Excerpted passage
((
Binary delta encoding tools.
Project description
About
Binary delta encoding in Python 3.6+ and C.
Based on http://www.daemonology.net/bsdiff/ and HDiffPatch, with the following features:
bsdiff, hdiffpatch and match-blocks algorithms.
sequential, hdiffpatch or in-place (resumable) patch types.
BZ2, LZ4, LZMA, Zstandard, heatshrink or CRLE compression.
Sequential patches allow streaming.
Maximum file size is 2 GB for the bsdiff algorithm. There is practically no limit for the hdiffpatch and match-blocks algorithms.
Incremental apply patch implemented in C, suitable for memory constrained embedded devices. Only the sequential patch type is supported.
SA-IS or divsufsort instead of qsufsort for bsdiff.
Optional experimental data format aware algorithm for potentially smaller patches. I don’t recommend anyone to use this functionality as the gain is small in relation to memory usage and code complexity!
There is a risk this functionality uses patent https://patents.google.com/patent/EP1988455B1/en. Anyway, this patent expires in August 2019 as I understand it.
Supported data formats:
ARM Cortex-M4
AArch64
Project homepage: https://github.com/eerimoq/detools
Documentation: http://detools.readthedocs.org/en/latest
Installation
pip install detools
Statistics
Patch sizes, memory usage (RSS) and elapsed times when creating a patch from Python-3.7.3.tar (79M) to Python-3.8.1.tar (84M) for various algorithm, patch type and compression combinations.
))
Given data
((
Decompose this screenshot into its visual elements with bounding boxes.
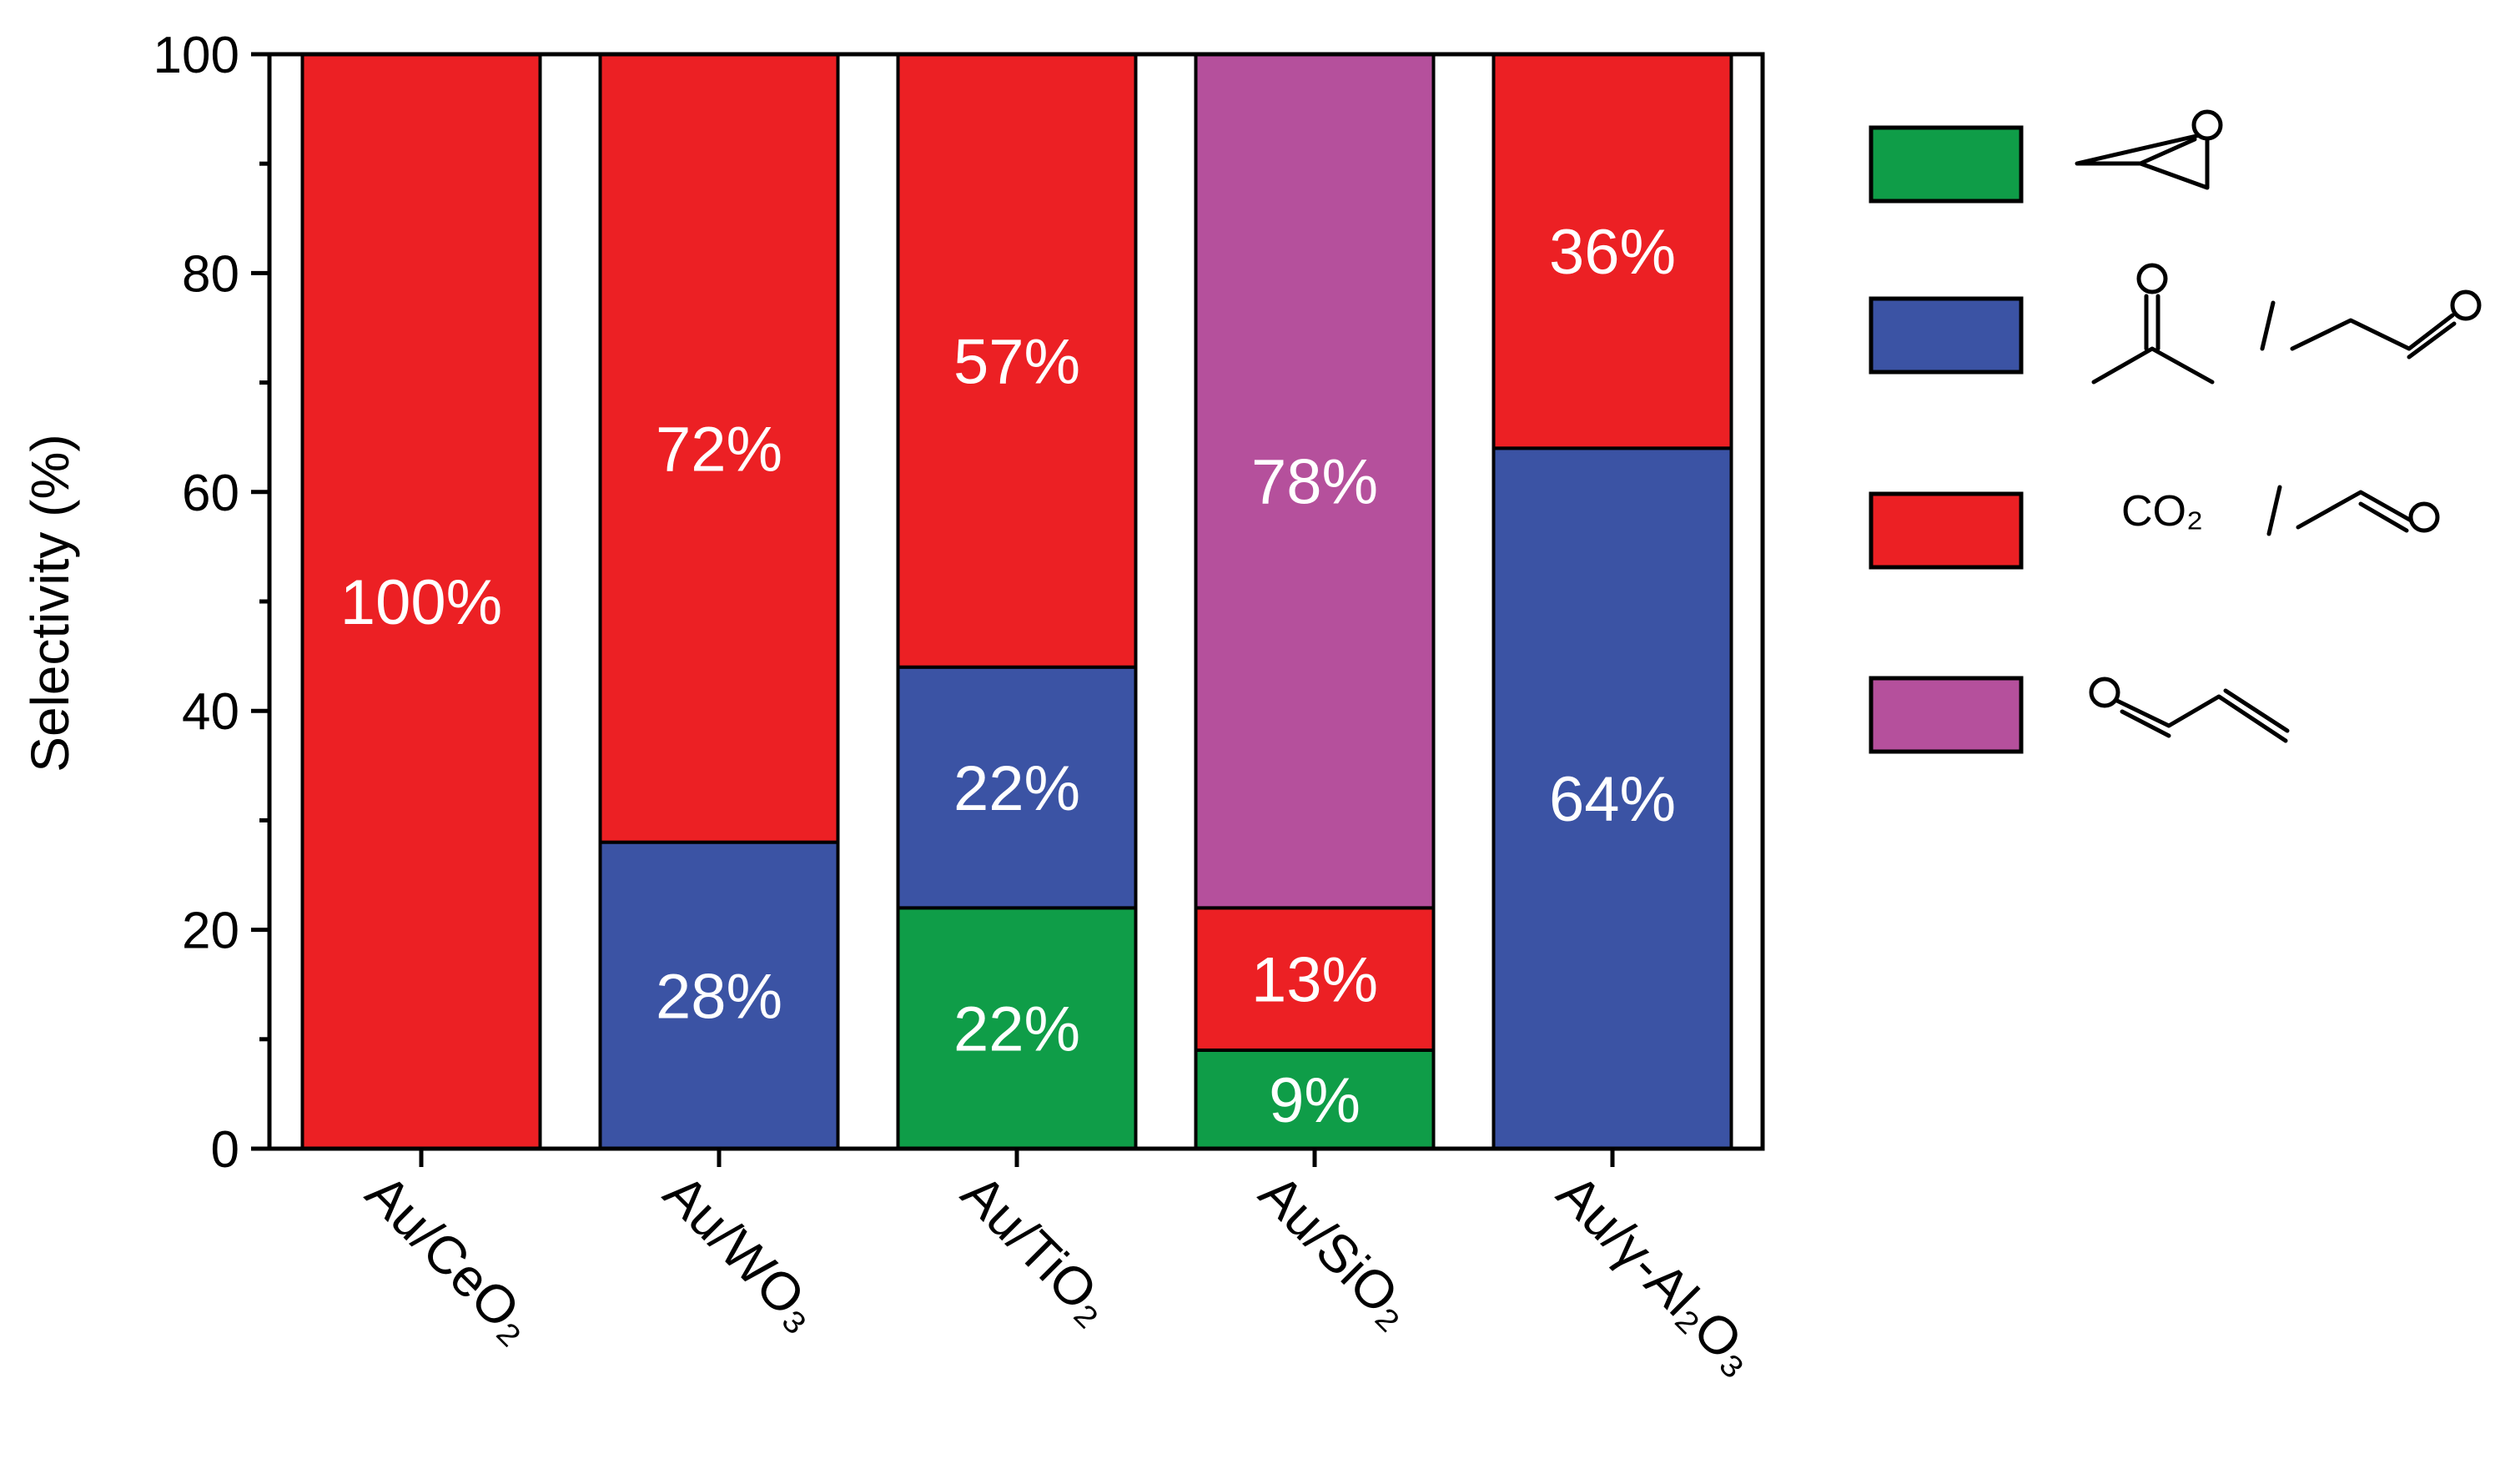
))
Can you write the next part of the binary delta encoding project page above, starting right after its final sentence?

Response to this task
See tests/benchmark.sh for details on how the data was collected.
Algorithm |
Patch type |
Compr. |
Patch size |
RSS |
Time |
---|---|---|---|---|---|
bsdiff |
sequential |
lzma |
3,5M |
662M |
0:24.29 |
bsdiff |
sequential |
none |
86M |
646M |
0:15.20 |
hdiffpatch |
hdiffpatch |
lzma |
2,4M |
523M |
0:13.74 |
hdiffpatch |
hdiffpatch |
none |
7,2M |
523M |
0:10.24 |
match-blocks |
sequential |
lzma |
2,9M |
273M |
0:08.57 |
match-blocks |
sequential |
none |
84M |
273M |
0:01.72 |
match-blocks |
hdiffpatch |
lzma |
2,6M |
212M |
0:06.07 |
match-blocks |
hdiffpatch |
none |
9,7M |
212M |
0:01.30 |
Same as above, but for MicroPython ESP8266 binary releases (from 604k to 615k).
Algorithm |
Patch type |
Compr. |
Patch size |
RSS |
Time |
---|---|---|---|---|---|
bsdiff |
sequential |
lzma |
71K |
46M |
0:00.64 |
bsdiff |
sequential |
none |
609K |
27M |
0:00.33 |
hdiffpatch |
hdiffpatch |
lzma |
65K |
42M |
0:00.37 |
hdiffpatch |
hdiffpatch |
none |
123K |
25M |
0:00.32 |
match-blocks |
sequential |
lzma |
194K |
46M |
0:00.44 |
match-blocks |
sequential |
none |
606K |
25M |
0:00.22 |
match-blocks |
hdiffpatch |
lzma |
189K |
43M |
0:00.38 |
match-blocks |
hdiffpatch |
none |
313K |
24M |
0:00.19 |
Example usage
Examples in C are found in c.
Command line tool
The create patch subcommand
Create a patch foo.patch from tests/files/foo/old to tests/files/foo/new.
$ detools create_patch tests/files/foo/old tests/files/foo/new foo.patch
Successfully created 'foo.patch' in 0.01 seconds!
$ ls -l foo.patch
-rw-rw-r-- 1 erik erik 127 feb 2 10:35 foo.patch
Create the same patch as above, but without compression.
$ detools create_patch --compression none \
tests/files/foo/old tests/files/foo/new foo-no-compression.patch
Successfully created 'foo-no-compression.patch' in 0 seconds!
$ ls -l foo-no-compression.patch
-rw-rw-r-- 1 erik erik 2792 feb 2 10:35 foo-no-compression.patch
Create a hdiffpatch patch foo-hdiffpatch.patch.
$ detools create_patch --algorithm hdiffpatch --patch-type hdiffpatch \
tests/files/foo/old tests/files/foo/new foo-hdiffpatch.patch
Successfully created patch 'foo-hdiffpatch.patch' in 0.01 seconds!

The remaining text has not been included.